* **TASKS TO PERFORM**:
[1] In the tutorial on Python's os package, where does splitext() split a path?
[2] Extend the tutorial on Python's os package, picking up after its final line.

* **PASSAGE**:

One more useful method that comes with the os-package is splitext() which again returns a tuple of two strings, albeit this time split at the final dot (second string still contains the "." at the front of the returned extension!):

In [None]:
print(f"splitext() win: {os.path.splitext(os.path.join(path_win,'abc.pdf'))}")
print(f"splitext() posix: {os.path.splitext(os.path.join(path_posix,'abc.pdf'))}")

There are also functions that help you evaluate whether or not some path exists as well as if it leads to a file or a folder.

In [None]:
print(f"Does {os.path.join(path_win,path_extension)} exist? {os.path.exists(os.path.join(path_win,path_extension))}")

testfolder_path = os.path.join(os.getcwd(),'testfolder')
testfile_path = os.path.join(os.getcwd(),"04_accessing_files.ipynb")

print(f"Does {testfolder_path} exist? {os.path.exists(testfolder_path)}")
print(f"Does {testfile_path} exist? {os.path.exists(testfile_path)}")

In [None]:
print(f"Is {testfolder_path} a file? {os.path.isfile(testfolder_path)}")
print(f"Is {testfolder_path} a directory? {os.path.isdir(testfolder_path)}")

print(f"Is {testfile_path} a file? {os.path.isfile(testfile_path)}")
print(f"Is {testfile_path} a directory? {os.path.isdir(testfile_path)}")

#### Creating files and directories

You can also use the OS package to create a new directory directly from your python script.

In [None]:
os.mkdir(testfolder_path)

Trying to blindly create files or folders can lead to errors as seen above where the folder already exists. A better way of doing this is to check whether or not a file or folder already exists: 

In [None]:
if not os.path.exists(testfolder_path):
    os.mkdir(testfolder_path)
else:
    print("Path already exists. Not creating new directory.")
    
if not os.path.exists(testfile_path):
    os.mkdir(testfile_path)
else:
    print("Path already exists. Not creating new file.")
    
new_folder = os.path.join(os.getcwd(),"new_folder")

if not os.path.exists(new_folder):
    os.mkdir(new_folder)
    print(f"Created folder {new_folder}")
else:
    print("Path already exists. Not creating new file.")

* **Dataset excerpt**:
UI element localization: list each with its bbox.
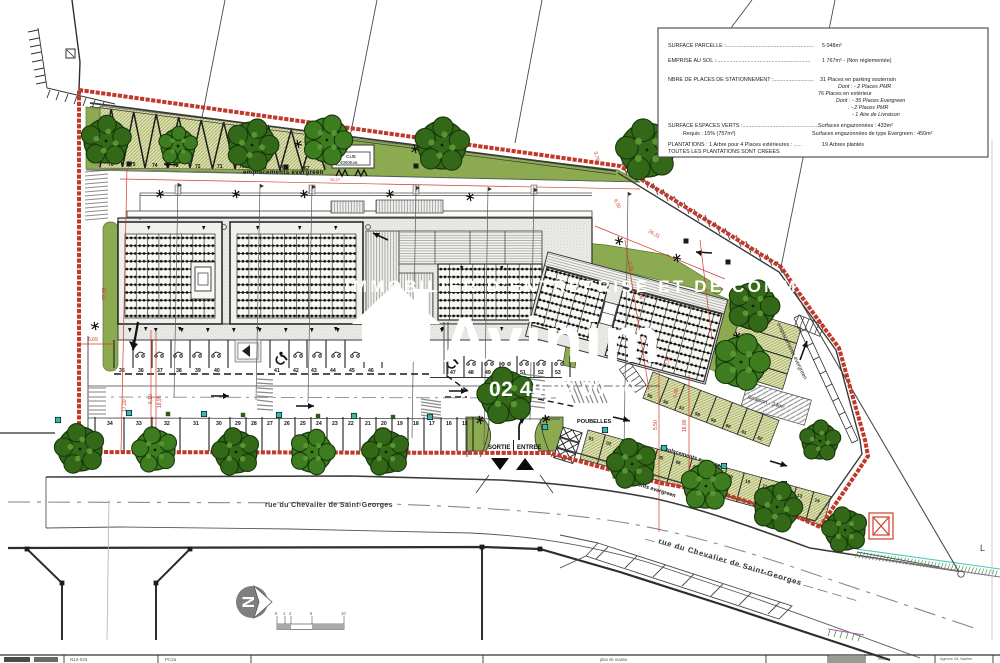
svg-text:32: 32 xyxy=(164,421,170,427)
svg-text:. - 2 Places PMR: . - 2 Places PMR xyxy=(848,105,889,111)
svg-text:Surfaces engazonnées : 4: Surfaces engazonnées : 433m² xyxy=(818,123,893,129)
svg-text:33: 33 xyxy=(136,421,142,427)
svg-text:Agence 43, Nantes: Agence 43, Nantes xyxy=(940,657,972,661)
svg-text:18: 18 xyxy=(413,421,419,427)
svg-text:POUBELLES: POUBELLES xyxy=(577,419,611,425)
svg-text:17: 17 xyxy=(429,421,435,427)
svg-text:6,69: 6,69 xyxy=(88,337,98,343)
svg-text:SORTIE: SORTIE xyxy=(488,445,510,451)
svg-text:16: 16 xyxy=(446,421,452,427)
svg-text:Dont : - 2 Places PMR: Dont : - 2 Places PMR xyxy=(838,84,891,90)
svg-text:38: 38 xyxy=(176,368,182,374)
svg-text:SURFACE ESPACES VERTS :.......: SURFACE ESPACES VERTS :.................… xyxy=(668,123,819,129)
svg-text:74: 74 xyxy=(152,163,158,169)
svg-text:23: 23 xyxy=(332,421,338,427)
svg-text:plan de masse: plan de masse xyxy=(600,657,628,662)
svg-text:40: 40 xyxy=(214,368,220,374)
svg-text:21: 21 xyxy=(365,421,371,427)
svg-text:10: 10 xyxy=(341,611,346,616)
svg-text:71: 71 xyxy=(217,164,223,170)
svg-text:36: 36 xyxy=(138,368,144,374)
svg-text:NBRE DE PLACES DE STATIONNEMEN: NBRE DE PLACES DE STATIONNEMENT :.......… xyxy=(668,77,814,83)
svg-text:Requis : 15% (757m²): Requis : 15% (757m²) xyxy=(683,131,736,137)
svg-text:28: 28 xyxy=(251,421,257,427)
svg-text:37: 37 xyxy=(157,368,163,374)
svg-text:22: 22 xyxy=(348,421,354,427)
svg-text:29: 29 xyxy=(235,421,241,427)
svg-text:infos :: infos : xyxy=(878,657,888,661)
svg-text:26,27: 26,27 xyxy=(330,177,341,182)
svg-text:EMPRISE AU SOL :..............: EMPRISE AU SOL :........................… xyxy=(668,58,810,64)
svg-text:45: 45 xyxy=(349,368,355,374)
svg-text:1 767m² - (Non réglementée): 1 767m² - (Non réglementée) xyxy=(822,58,892,64)
svg-text:4000Kva: 4000Kva xyxy=(340,160,358,165)
svg-text:02 40 89 00 00: 02 40 89 00 00 xyxy=(489,378,636,401)
svg-text:31: 31 xyxy=(193,421,199,427)
svg-text:5,50: 5,50 xyxy=(653,420,659,430)
svg-text:43: 43 xyxy=(311,368,317,374)
svg-text:19 Arbres plantés: 19 Arbres plantés xyxy=(822,142,864,148)
svg-text:41: 41 xyxy=(274,368,280,374)
svg-text:24: 24 xyxy=(316,421,322,427)
svg-text:35: 35 xyxy=(119,368,125,374)
svg-text:19: 19 xyxy=(397,421,403,427)
svg-text:20: 20 xyxy=(381,421,387,427)
svg-text:30: 30 xyxy=(216,421,222,427)
svg-text:44: 44 xyxy=(330,368,336,374)
svg-text:6,10: 6,10 xyxy=(148,394,154,404)
svg-text:25: 25 xyxy=(300,421,306,427)
svg-text:SURFACE PARCELLE :............: SURFACE PARCELLE :......................… xyxy=(668,43,814,49)
svg-text:73: 73 xyxy=(173,163,179,169)
svg-text:26: 26 xyxy=(284,421,290,427)
svg-text:ENTREE: ENTREE xyxy=(517,445,541,451)
svg-text:- 1 Aire de Livraison: - 1 Aire de Livraison xyxy=(852,112,900,118)
svg-text:72: 72 xyxy=(195,164,201,170)
svg-text:39: 39 xyxy=(195,368,201,374)
svg-text:rue du Chevalier de Saint-Geor: rue du Chevalier de Saint-Georges xyxy=(265,502,393,509)
svg-text:77,55: 77,55 xyxy=(102,287,108,300)
svg-text:34: 34 xyxy=(107,421,113,427)
svg-text:Surfaces engazonnées de type E: Surfaces engazonnées de type Evergreen :… xyxy=(812,131,933,137)
svg-text:Dont : - 35 Places Evergreen: Dont : - 35 Places Evergreen xyxy=(836,98,905,104)
svg-text:L: L xyxy=(980,543,985,553)
svg-text:TOUTES LES PLANTATIONS SONT CR: TOUTES LES PLANTATIONS SONT CREEES xyxy=(668,149,780,155)
svg-text:PC2a: PC2a xyxy=(165,657,177,662)
svg-text:Avinim: Avinim xyxy=(442,304,662,376)
svg-text:42: 42 xyxy=(293,368,299,374)
svg-text:76 Places en extérieur: 76 Places en extérieur xyxy=(818,91,872,97)
svg-text:18,86: 18,86 xyxy=(682,419,688,432)
svg-text:N: N xyxy=(239,596,258,608)
svg-text:31 Places en parking souterrai: 31 Places en parking souterrain xyxy=(820,77,896,83)
svg-text:18,95: 18,95 xyxy=(157,395,163,408)
svg-text:27: 27 xyxy=(267,421,273,427)
svg-text:PLANTATIONS : 1 Arbre pour 4 P: PLANTATIONS : 1 Arbre pour 4 Places exté… xyxy=(668,142,802,148)
svg-text:46: 46 xyxy=(368,368,374,374)
svg-text:5 048m²: 5 048m² xyxy=(822,43,842,49)
svg-text:N13-033: N13-033 xyxy=(70,657,88,662)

* **ANSWERS TO THE EXERCISE**:
[1] At the final dot, with the second string keeping the "." at the front of the extension.

[2]
You can use os.mknod() to create a new file. This will work on Windows and Linux but may fail on macOS:

In [None]:
new_file = os.path.join(os.getcwd(),"new_file.pdf")

if not os.path.exists(new_file):
    os.mknod(new_file)
    print(f"Created file {new_file}")
else:
    print("Path already exists. Not creating new file.")

#### Deleting files and directories
Files and directories can also be deleted. There are different options which are explained in more detail [here](https://stackoverflow.com/questions/6996603/how-can-i-delete-a-file-or-folder-in-python#6996628). Deleting files and folders via the os package can be performed in the following way:

In [None]:
new_file2 = os.path.join(os.getcwd(),"new_file2.pdf")

os.remove(new_file2)

Trying to remove a file or folder that does not exist will lead to a "FileNotFoundError" and crash your program. Thus you should always check if the path exists, just like in the examples shown to create things. A better way of deleting file(s) would be:

In [None]:
if os.path.exists(new_file):
    os.remove(new_file)
    print(f"Deleted file {new_file}")
else:
    print(f"File '{new_file}' does not exist.")

Empty directories can be deleted in a similar fashion when using the os package:

In [None]:
if os.path.exists(new_folder):
    os.rmdir(new_folder)
    print(f"Deleted directory {new_folder}")
else:
    print(f"Directory '{new_folder}' does not exist.")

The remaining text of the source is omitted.